Records contained in a dataset:
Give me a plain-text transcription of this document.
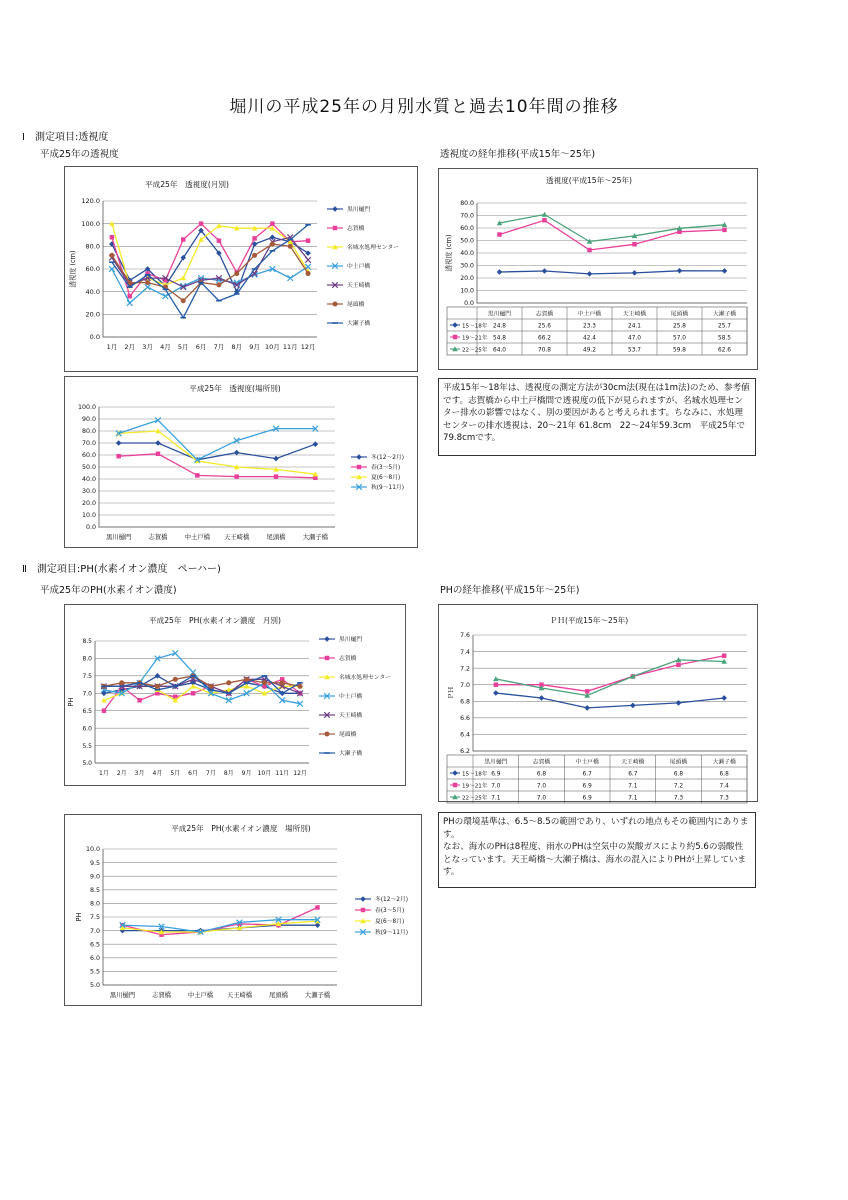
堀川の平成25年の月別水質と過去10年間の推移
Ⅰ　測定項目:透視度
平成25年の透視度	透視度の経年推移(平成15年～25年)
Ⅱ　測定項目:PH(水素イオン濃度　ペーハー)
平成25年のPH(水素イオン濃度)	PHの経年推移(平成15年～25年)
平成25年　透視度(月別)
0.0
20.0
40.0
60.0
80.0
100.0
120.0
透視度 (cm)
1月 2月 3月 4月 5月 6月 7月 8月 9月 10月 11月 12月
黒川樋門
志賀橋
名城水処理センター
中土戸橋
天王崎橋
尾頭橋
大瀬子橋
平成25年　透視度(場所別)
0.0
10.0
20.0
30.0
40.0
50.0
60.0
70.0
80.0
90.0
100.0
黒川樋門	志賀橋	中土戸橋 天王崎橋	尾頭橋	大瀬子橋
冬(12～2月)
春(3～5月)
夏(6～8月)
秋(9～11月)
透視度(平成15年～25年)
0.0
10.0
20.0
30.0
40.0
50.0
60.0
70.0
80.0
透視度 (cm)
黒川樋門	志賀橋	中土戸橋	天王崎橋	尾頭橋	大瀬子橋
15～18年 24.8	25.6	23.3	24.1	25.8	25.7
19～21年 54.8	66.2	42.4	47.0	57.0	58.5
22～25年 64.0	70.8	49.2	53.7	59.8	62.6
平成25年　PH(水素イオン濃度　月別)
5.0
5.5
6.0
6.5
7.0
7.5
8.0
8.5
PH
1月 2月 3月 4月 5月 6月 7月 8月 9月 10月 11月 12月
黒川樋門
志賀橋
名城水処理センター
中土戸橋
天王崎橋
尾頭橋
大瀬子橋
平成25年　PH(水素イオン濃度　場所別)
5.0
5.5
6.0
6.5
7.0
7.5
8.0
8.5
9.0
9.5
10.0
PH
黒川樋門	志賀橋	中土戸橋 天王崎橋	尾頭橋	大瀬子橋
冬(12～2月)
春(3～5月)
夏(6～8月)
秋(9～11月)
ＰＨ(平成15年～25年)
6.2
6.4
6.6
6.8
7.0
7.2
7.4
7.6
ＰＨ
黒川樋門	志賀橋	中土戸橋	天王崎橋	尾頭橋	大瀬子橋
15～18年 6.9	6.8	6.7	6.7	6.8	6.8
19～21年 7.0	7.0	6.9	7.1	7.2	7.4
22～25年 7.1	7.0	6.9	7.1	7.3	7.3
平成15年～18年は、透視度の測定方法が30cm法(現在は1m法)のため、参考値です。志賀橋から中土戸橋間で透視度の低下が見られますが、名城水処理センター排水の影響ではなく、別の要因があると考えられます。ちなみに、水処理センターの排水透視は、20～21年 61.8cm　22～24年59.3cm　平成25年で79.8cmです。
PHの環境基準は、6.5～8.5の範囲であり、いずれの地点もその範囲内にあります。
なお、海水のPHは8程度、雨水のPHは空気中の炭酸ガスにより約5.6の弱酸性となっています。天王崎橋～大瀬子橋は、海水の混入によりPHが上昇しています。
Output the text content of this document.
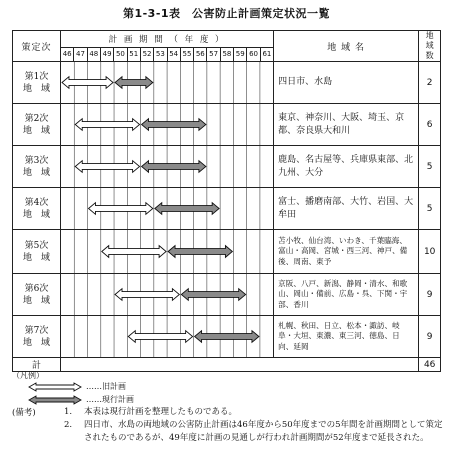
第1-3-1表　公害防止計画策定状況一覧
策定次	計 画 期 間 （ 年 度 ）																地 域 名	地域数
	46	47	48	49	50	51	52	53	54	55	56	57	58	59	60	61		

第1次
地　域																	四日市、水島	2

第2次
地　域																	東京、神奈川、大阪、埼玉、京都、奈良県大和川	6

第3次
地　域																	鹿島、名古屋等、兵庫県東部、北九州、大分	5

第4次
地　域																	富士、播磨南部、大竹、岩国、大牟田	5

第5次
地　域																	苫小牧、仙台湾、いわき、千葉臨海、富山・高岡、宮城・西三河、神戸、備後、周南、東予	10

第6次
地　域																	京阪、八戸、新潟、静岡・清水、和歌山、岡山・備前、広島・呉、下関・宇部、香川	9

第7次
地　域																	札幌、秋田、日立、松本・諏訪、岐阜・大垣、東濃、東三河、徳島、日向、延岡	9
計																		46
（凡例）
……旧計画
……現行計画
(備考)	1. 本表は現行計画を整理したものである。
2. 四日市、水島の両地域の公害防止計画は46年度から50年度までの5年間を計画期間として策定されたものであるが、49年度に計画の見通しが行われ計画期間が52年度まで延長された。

**Task objective**
Where a line above holds the string "text", show that line.

**Written response**
Give me a plain-text transcription of this document.
Output the text content of this document.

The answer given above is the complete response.